■ **Requirements**
You are to retype all of the data exactly as it appears.

■ **Figure content listings**
##########

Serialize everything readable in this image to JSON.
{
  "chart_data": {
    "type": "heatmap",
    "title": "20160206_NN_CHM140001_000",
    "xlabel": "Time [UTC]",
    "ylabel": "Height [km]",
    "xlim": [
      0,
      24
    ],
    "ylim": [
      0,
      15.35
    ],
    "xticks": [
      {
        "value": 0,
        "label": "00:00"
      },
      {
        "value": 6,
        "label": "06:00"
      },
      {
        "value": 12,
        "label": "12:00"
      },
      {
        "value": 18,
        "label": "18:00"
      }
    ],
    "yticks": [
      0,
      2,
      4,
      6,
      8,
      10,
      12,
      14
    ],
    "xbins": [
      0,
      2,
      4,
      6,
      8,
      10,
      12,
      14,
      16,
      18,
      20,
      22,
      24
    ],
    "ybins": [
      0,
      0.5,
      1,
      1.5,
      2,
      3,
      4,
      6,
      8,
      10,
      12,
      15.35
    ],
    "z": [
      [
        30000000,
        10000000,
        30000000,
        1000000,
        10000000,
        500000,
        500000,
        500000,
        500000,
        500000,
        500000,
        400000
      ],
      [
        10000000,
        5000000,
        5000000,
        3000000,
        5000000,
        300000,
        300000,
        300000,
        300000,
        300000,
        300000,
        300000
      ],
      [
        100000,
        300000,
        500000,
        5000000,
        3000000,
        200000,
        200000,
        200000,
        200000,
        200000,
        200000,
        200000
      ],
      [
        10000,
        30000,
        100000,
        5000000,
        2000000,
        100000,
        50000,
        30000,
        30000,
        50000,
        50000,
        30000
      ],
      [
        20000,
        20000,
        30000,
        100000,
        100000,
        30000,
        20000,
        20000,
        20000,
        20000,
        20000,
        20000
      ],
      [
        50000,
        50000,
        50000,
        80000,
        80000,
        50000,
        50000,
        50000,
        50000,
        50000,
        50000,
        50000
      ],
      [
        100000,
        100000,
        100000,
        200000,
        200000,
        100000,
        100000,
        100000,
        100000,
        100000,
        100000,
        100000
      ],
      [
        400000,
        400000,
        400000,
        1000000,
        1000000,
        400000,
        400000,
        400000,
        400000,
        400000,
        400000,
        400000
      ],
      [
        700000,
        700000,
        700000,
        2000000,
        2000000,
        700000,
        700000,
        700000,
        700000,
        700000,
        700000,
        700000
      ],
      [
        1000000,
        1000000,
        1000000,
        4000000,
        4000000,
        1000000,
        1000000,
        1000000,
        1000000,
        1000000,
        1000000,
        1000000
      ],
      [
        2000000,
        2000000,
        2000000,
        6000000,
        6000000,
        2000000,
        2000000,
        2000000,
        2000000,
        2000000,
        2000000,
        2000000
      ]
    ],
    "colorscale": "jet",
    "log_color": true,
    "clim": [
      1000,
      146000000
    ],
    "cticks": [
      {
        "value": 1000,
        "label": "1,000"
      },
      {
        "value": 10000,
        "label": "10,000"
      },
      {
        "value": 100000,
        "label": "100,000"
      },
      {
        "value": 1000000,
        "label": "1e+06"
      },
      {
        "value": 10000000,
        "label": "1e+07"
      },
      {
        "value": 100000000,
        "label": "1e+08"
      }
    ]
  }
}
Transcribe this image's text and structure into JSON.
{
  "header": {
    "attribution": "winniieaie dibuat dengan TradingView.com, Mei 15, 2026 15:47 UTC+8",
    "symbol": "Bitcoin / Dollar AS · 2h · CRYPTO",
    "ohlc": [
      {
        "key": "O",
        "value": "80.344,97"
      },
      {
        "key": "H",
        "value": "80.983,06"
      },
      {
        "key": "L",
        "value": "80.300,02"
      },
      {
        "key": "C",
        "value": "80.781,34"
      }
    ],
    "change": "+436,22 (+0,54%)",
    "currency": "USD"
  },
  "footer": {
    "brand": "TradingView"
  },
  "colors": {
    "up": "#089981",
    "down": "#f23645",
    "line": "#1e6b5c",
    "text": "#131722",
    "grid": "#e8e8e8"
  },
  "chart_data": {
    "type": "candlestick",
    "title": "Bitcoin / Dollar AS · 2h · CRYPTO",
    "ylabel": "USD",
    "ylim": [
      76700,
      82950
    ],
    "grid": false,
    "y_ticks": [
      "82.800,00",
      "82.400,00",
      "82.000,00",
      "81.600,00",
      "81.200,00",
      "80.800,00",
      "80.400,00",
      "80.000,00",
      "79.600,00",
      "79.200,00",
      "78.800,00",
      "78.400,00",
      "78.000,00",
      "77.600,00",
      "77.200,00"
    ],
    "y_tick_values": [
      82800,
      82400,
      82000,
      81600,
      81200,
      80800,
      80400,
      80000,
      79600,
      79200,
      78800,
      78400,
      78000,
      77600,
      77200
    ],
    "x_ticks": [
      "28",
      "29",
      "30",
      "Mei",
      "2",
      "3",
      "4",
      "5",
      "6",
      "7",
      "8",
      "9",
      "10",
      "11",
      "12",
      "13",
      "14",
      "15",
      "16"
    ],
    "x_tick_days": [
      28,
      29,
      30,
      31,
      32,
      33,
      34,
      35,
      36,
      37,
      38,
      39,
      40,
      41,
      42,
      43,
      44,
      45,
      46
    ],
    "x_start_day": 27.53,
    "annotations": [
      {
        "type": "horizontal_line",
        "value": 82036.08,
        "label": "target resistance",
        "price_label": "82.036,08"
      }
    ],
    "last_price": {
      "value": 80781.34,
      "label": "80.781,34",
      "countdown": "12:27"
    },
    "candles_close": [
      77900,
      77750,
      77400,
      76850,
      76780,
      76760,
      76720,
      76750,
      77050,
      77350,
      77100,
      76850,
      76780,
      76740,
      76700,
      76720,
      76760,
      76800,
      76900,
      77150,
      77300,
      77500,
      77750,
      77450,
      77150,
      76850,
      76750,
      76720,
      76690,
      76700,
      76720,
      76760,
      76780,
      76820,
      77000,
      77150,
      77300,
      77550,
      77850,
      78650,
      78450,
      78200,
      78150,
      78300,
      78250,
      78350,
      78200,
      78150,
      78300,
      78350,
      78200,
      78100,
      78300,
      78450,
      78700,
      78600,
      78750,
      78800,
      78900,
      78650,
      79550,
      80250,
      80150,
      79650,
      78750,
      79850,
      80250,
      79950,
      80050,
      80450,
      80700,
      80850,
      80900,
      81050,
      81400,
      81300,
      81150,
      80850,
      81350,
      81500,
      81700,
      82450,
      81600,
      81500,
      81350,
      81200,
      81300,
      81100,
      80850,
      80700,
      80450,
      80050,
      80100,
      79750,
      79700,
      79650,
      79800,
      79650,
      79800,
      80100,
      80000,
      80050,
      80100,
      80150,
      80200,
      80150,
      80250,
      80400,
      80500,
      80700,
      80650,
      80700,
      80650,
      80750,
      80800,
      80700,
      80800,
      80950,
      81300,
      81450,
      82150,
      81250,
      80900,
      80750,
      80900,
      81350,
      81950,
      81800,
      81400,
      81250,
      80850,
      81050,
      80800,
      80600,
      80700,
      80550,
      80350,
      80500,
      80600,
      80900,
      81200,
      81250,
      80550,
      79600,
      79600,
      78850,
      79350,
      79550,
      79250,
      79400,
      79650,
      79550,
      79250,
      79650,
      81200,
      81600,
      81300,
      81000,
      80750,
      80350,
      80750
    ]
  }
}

##########

■ **Response below**
Serialize everything readable in this image to JSON.
{
  "chart_data": {
    "type": "heatmap",
    "title": "20160206_NN_CHM140001_000",
    "xlabel": "Time [UTC]",
    "ylabel": "Height [km]",
    "xlim": [
      0,
      24
    ],
    "ylim": [
      0,
      15.35
    ],
    "xticks": [
      {
        "value": 0,
        "label": "00:00"
      },
      {
        "value": 6,
        "label": "06:00"
      },
      {
        "value": 12,
        "label": "12:00"
      },
      {
        "value": 18,
        "label": "18:00"
      }
    ],
    "yticks": [
      0,
      2,
      4,
      6,
      8,
      10,
      12,
      14
    ],
    "xbins": [
      0,
      2,
      4,
      6,
      8,
      10,
      12,
      14,
      16,
      18,
      20,
      22,
      24
    ],
    "ybins": [
      0,
      0.5,
      1,
      1.5,
      2,
      3,
      4,
      6,
      8,
      10,
      12,
      15.35
    ],
    "z": [
      [
        30000000,
        10000000,
        30000000,
        1000000,
        10000000,
        500000,
        500000,
        500000,
        500000,
        500000,
        500000,
        400000
      ],
      [
        10000000,
        5000000,
        5000000,
        3000000,
        5000000,
        300000,
        300000,
        300000,
        300000,
        300000,
        300000,
        300000
      ],
      [
        100000,
        300000,
        500000,
        5000000,
        3000000,
        200000,
        200000,
        200000,
        200000,
        200000,
        200000,
        200000
      ],
      [
        10000,
        30000,
        100000,
        5000000,
        2000000,
        100000,
        50000,
        30000,
        30000,
        50000,
        50000,
        30000
      ],
      [
        20000,
        20000,
        30000,
        100000,
        100000,
        30000,
        20000,
        20000,
        20000,
        20000,
        20000,
        20000
      ],
      [
        50000,
        50000,
        50000,
        80000,
        80000,
        50000,
        50000,
        50000,
        50000,
        50000,
        50000,
        50000
      ],
      [
        100000,
        100000,
        100000,
        200000,
        200000,
        100000,
        100000,
        100000,
        100000,
        100000,
        100000,
        100000
      ],
      [
        400000,
        400000,
        400000,
        1000000,
        1000000,
        400000,
        400000,
        400000,
        400000,
        400000,
        400000,
        400000
      ],
      [
        700000,
        700000,
        700000,
        2000000,
        2000000,
        700000,
        700000,
        700000,
        700000,
        700000,
        700000,
        700000
      ],
      [
        1000000,
        1000000,
        1000000,
        4000000,
        4000000,
        1000000,
        1000000,
        1000000,
        1000000,
        1000000,
        1000000,
        1000000
      ],
      [
        2000000,
        2000000,
        2000000,
        6000000,
        6000000,
        2000000,
        2000000,
        2000000,
        2000000,
        2000000,
        2000000,
        2000000
      ]
    ],
    "colorscale": "jet",
    "log_color": true,
    "clim": [
      1000,
      146000000
    ],
    "cticks": [
      {
        "value": 1000,
        "label": "1,000"
      },
      {
        "value": 10000,
        "label": "10,000"
      },
      {
        "value": 100000,
        "label": "100,000"
      },
      {
        "value": 1000000,
        "label": "1e+06"
      },
      {
        "value": 10000000,
        "label": "1e+07"
      },
      {
        "value": 100000000,
        "label": "1e+08"
      }
    ]
  }
}
Transcribe this image's text and structure into JSON.
{
  "header": {
    "attribution": "winniieaie dibuat dengan TradingView.com, Mei 15, 2026 15:47 UTC+8",
    "symbol": "Bitcoin / Dollar AS · 2h · CRYPTO",
    "ohlc": [
      {
        "key": "O",
        "value": "80.344,97"
      },
      {
        "key": "H",
        "value": "80.983,06"
      },
      {
        "key": "L",
        "value": "80.300,02"
      },
      {
        "key": "C",
        "value": "80.781,34"
      }
    ],
    "change": "+436,22 (+0,54%)",
    "currency": "USD"
  },
  "footer": {
    "brand": "TradingView"
  },
  "colors": {
    "up": "#089981",
    "down": "#f23645",
    "line": "#1e6b5c",
    "text": "#131722",
    "grid": "#e8e8e8"
  },
  "chart_data": {
    "type": "candlestick",
    "title": "Bitcoin / Dollar AS · 2h · CRYPTO",
    "ylabel": "USD",
    "ylim": [
      76700,
      82950
    ],
    "grid": false,
    "y_ticks": [
      "82.800,00",
      "82.400,00",
      "82.000,00",
      "81.600,00",
      "81.200,00",
      "80.800,00",
      "80.400,00",
      "80.000,00",
      "79.600,00",
      "79.200,00",
      "78.800,00",
      "78.400,00",
      "78.000,00",
      "77.600,00",
      "77.200,00"
    ],
    "y_tick_values": [
      82800,
      82400,
      82000,
      81600,
      81200,
      80800,
      80400,
      80000,
      79600,
      79200,
      78800,
      78400,
      78000,
      77600,
      77200
    ],
    "x_ticks": [
      "28",
      "29",
      "30",
      "Mei",
      "2",
      "3",
      "4",
      "5",
      "6",
      "7",
      "8",
      "9",
      "10",
      "11",
      "12",
      "13",
      "14",
      "15",
      "16"
    ],
    "x_tick_days": [
      28,
      29,
      30,
      31,
      32,
      33,
      34,
      35,
      36,
      37,
      38,
      39,
      40,
      41,
      42,
      43,
      44,
      45,
      46
    ],
    "x_start_day": 27.53,
    "annotations": [
      {
        "type": "horizontal_line",
        "value": 82036.08,
        "label": "target resistance",
        "price_label": "82.036,08"
      }
    ],
    "last_price": {
      "value": 80781.34,
      "label": "80.781,34",
      "countdown": "12:27"
    },
    "candles_close": [
      77900,
      77750,
      77400,
      76850,
      76780,
      76760,
      76720,
      76750,
      77050,
      77350,
      77100,
      76850,
      76780,
      76740,
      76700,
      76720,
      76760,
      76800,
      76900,
      77150,
      77300,
      77500,
      77750,
      77450,
      77150,
      76850,
      76750,
      76720,
      76690,
      76700,
      76720,
      76760,
      76780,
      76820,
      77000,
      77150,
      77300,
      77550,
      77850,
      78650,
      78450,
      78200,
      78150,
      78300,
      78250,
      78350,
      78200,
      78150,
      78300,
      78350,
      78200,
      78100,
      78300,
      78450,
      78700,
      78600,
      78750,
      78800,
      78900,
      78650,
      79550,
      80250,
      80150,
      79650,
      78750,
      79850,
      80250,
      79950,
      80050,
      80450,
      80700,
      80850,
      80900,
      81050,
      81400,
      81300,
      81150,
      80850,
      81350,
      81500,
      81700,
      82450,
      81600,
      81500,
      81350,
      81200,
      81300,
      81100,
      80850,
      80700,
      80450,
      80050,
      80100,
      79750,
      79700,
      79650,
      79800,
      79650,
      79800,
      80100,
      80000,
      80050,
      80100,
      80150,
      80200,
      80150,
      80250,
      80400,
      80500,
      80700,
      80650,
      80700,
      80650,
      80750,
      80800,
      80700,
      80800,
      80950,
      81300,
      81450,
      82150,
      81250,
      80900,
      80750,
      80900,
      81350,
      81950,
      81800,
      81400,
      81250,
      80850,
      81050,
      80800,
      80600,
      80700,
      80550,
      80350,
      80500,
      80600,
      80900,
      81200,
      81250,
      80550,
      79600,
      79600,
      78850,
      79350,
      79550,
      79250,
      79400,
      79650,
      79550,
      79250,
      79650,
      81200,
      81600,
      81300,
      81000,
      80750,
      80350,
      80750
    ]
  }
}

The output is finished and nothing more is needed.